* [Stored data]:
━━━━━━

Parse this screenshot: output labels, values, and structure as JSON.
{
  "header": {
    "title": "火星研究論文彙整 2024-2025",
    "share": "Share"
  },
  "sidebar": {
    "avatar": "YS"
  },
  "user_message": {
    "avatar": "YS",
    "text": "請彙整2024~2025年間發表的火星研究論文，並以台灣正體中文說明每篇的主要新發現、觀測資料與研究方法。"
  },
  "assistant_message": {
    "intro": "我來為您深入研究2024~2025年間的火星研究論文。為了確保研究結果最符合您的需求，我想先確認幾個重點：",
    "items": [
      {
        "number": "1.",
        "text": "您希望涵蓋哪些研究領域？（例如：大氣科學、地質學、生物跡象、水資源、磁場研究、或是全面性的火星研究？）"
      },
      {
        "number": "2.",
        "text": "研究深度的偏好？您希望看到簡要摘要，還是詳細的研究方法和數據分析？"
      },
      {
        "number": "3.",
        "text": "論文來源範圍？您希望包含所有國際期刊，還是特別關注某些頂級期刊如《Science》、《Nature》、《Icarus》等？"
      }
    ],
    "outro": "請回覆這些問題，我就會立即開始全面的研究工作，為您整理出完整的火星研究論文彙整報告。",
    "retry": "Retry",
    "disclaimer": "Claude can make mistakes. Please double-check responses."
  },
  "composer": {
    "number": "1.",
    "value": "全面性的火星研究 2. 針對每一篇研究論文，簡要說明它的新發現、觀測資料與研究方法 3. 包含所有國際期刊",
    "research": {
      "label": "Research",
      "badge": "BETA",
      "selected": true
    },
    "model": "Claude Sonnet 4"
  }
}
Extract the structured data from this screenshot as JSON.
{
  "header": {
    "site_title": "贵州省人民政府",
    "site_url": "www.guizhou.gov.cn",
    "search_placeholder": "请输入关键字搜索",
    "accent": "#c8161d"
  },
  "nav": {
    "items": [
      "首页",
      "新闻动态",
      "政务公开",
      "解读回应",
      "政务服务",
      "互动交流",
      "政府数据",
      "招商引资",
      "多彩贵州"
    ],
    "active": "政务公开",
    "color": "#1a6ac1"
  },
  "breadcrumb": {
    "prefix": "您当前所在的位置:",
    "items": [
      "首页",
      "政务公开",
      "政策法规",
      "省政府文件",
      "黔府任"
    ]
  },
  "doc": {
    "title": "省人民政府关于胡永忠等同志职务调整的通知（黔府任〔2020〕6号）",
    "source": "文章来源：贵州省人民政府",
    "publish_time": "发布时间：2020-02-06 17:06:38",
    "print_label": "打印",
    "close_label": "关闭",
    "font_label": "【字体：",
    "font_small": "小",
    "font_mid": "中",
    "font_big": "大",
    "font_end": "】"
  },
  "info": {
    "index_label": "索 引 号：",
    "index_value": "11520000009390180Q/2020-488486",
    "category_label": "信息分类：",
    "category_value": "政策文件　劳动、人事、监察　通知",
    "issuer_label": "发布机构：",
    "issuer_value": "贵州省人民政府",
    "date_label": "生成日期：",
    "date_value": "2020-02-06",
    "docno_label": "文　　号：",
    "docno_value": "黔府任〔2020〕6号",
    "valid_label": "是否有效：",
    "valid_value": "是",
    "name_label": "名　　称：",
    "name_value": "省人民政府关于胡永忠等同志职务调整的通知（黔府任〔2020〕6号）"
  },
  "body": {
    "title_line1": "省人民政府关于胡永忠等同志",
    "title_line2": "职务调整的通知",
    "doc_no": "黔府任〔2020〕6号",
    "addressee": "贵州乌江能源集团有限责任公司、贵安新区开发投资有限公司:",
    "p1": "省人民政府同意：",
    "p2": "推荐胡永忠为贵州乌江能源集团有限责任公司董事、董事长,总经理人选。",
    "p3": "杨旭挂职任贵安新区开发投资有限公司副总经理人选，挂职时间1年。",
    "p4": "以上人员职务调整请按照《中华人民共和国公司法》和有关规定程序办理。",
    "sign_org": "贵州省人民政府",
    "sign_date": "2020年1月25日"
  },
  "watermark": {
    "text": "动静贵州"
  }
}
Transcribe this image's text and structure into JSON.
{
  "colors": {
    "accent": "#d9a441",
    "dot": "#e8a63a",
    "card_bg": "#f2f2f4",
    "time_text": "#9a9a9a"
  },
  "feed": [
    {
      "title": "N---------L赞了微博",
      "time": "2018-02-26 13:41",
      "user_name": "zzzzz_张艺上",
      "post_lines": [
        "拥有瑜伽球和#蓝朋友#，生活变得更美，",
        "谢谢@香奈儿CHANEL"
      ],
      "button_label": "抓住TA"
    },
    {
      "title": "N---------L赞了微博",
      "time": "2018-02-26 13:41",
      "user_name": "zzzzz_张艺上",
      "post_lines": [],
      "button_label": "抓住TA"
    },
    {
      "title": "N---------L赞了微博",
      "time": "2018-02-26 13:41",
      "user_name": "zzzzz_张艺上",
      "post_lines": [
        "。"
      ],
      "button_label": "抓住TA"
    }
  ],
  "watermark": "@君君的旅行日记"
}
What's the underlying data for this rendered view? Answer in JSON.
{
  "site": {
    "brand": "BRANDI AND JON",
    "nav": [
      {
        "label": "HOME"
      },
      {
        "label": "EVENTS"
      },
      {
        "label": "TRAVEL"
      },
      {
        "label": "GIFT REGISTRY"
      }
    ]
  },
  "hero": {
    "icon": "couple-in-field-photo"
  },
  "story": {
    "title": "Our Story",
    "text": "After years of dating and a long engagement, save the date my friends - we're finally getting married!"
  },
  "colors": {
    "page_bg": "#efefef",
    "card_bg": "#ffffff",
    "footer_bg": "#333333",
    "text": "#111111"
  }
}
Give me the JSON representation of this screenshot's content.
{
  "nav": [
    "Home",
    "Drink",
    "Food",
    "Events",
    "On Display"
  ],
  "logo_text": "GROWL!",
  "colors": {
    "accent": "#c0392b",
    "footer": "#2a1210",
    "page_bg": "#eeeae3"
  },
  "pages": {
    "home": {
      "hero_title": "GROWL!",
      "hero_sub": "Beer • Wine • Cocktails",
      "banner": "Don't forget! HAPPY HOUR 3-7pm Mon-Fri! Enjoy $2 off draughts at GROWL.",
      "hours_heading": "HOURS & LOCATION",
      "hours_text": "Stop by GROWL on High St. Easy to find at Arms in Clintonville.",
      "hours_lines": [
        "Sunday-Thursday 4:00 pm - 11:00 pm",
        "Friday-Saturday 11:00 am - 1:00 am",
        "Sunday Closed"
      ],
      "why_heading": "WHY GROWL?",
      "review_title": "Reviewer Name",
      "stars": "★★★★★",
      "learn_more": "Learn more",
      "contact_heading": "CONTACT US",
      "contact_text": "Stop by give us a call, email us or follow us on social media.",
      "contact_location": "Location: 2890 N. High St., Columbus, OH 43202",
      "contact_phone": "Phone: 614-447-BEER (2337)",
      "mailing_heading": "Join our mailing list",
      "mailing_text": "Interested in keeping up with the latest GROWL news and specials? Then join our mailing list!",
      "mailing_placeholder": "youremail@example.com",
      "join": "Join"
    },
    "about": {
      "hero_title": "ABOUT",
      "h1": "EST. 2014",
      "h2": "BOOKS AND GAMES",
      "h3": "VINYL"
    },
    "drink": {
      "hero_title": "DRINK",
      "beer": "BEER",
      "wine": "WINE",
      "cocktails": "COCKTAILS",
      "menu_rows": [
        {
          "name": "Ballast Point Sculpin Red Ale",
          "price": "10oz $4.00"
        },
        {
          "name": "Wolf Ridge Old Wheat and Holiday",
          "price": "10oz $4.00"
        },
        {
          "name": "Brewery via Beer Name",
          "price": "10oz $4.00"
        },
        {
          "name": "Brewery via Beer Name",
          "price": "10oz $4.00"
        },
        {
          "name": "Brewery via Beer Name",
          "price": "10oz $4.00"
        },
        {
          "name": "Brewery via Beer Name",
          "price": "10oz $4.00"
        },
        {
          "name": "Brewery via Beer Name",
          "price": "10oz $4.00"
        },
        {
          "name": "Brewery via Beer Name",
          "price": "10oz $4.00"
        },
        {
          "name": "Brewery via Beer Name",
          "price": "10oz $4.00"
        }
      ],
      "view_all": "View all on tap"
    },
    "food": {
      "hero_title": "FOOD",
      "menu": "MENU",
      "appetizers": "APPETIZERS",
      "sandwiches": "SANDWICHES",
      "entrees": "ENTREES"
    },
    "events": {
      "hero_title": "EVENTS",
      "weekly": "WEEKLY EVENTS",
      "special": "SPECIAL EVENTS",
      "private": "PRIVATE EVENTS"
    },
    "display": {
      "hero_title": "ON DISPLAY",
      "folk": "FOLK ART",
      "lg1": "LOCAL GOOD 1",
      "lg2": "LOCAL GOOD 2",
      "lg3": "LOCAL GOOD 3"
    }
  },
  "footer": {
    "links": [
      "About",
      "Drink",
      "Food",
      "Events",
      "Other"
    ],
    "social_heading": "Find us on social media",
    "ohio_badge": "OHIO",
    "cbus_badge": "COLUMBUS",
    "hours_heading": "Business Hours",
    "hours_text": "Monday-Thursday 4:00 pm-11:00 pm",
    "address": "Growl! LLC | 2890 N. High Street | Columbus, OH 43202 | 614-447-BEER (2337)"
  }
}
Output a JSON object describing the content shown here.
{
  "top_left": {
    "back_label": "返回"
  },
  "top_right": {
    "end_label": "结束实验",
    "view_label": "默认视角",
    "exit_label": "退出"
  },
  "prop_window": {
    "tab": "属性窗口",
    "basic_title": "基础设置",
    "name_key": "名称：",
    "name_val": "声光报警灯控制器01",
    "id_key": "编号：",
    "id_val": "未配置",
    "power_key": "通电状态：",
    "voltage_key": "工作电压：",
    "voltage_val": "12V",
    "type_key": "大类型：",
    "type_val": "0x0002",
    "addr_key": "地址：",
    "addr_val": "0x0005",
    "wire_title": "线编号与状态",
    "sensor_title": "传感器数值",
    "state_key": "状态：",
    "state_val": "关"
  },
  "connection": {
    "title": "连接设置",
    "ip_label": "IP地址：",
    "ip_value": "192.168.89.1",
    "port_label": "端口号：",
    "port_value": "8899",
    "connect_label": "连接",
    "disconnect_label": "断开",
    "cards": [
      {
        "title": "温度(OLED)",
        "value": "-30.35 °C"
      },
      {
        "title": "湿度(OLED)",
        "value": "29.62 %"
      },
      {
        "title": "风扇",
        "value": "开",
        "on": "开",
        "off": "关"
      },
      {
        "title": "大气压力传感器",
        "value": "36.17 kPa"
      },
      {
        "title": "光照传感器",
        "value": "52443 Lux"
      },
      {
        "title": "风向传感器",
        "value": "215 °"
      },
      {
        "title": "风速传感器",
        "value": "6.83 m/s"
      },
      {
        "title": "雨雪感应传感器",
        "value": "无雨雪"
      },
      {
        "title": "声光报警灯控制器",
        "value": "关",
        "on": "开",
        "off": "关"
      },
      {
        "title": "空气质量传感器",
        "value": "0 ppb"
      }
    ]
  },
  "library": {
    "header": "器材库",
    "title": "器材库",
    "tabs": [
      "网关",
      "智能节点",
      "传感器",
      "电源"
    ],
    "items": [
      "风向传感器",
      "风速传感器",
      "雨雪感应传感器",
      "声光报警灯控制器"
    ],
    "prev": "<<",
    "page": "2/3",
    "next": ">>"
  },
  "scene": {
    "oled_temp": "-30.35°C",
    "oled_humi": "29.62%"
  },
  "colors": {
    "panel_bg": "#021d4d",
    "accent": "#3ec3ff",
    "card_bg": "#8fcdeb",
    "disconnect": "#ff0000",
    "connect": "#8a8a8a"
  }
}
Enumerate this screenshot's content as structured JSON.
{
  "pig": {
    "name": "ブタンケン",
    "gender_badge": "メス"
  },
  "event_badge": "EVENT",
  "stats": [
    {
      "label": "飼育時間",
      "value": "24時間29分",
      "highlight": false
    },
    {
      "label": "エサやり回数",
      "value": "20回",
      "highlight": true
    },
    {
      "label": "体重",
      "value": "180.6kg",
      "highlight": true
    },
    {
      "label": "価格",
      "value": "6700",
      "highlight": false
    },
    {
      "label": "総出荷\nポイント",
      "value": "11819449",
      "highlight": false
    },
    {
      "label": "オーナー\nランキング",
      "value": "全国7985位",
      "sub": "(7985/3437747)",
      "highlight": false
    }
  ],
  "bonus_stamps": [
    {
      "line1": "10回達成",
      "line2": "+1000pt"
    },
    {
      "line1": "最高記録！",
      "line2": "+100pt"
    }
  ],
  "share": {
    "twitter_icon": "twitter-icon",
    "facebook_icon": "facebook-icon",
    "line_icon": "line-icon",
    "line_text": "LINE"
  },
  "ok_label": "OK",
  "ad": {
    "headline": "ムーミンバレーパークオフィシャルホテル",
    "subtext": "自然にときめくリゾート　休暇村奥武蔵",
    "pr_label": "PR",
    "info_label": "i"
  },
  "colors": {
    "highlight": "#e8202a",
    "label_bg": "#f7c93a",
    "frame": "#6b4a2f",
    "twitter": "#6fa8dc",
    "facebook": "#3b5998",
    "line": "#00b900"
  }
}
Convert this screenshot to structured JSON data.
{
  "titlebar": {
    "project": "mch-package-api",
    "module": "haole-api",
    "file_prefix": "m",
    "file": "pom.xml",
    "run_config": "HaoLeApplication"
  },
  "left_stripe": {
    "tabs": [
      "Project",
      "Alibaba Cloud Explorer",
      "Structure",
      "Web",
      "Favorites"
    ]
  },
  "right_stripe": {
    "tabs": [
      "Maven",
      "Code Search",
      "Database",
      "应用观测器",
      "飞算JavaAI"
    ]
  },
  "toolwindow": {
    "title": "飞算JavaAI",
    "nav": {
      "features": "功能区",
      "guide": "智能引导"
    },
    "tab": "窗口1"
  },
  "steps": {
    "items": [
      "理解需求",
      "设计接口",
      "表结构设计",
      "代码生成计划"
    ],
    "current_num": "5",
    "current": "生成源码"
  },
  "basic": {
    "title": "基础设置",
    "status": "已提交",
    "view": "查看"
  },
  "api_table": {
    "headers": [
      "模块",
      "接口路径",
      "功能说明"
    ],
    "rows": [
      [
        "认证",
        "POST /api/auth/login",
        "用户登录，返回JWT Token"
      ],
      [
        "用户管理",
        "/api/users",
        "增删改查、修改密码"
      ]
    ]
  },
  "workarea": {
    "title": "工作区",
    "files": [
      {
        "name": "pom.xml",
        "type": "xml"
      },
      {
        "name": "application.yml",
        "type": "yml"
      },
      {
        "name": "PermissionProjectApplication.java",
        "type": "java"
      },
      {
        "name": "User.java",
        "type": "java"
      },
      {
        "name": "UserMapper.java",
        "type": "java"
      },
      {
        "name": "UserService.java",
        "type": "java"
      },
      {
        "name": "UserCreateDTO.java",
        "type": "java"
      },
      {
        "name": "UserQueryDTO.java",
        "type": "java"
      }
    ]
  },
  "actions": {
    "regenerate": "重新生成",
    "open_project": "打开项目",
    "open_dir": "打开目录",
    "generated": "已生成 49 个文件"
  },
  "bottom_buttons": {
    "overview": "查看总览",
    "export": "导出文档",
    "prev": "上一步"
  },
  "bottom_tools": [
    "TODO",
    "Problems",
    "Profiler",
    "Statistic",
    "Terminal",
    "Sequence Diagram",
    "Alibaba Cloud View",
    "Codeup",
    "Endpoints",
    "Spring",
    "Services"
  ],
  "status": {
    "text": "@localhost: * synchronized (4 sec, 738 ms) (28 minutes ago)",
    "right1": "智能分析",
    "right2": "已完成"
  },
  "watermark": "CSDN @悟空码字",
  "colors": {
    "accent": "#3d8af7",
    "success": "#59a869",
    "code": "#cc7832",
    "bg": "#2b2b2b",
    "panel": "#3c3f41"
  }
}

━━━━━━

* [CHALLENGE]:
Pick out each line containing "watermark" and report it.

* [EXERCISE OUTPUT]:
  "watermark": {
  "watermark": "@君君的旅行日记"
  "watermark": "CSDN @悟空码字",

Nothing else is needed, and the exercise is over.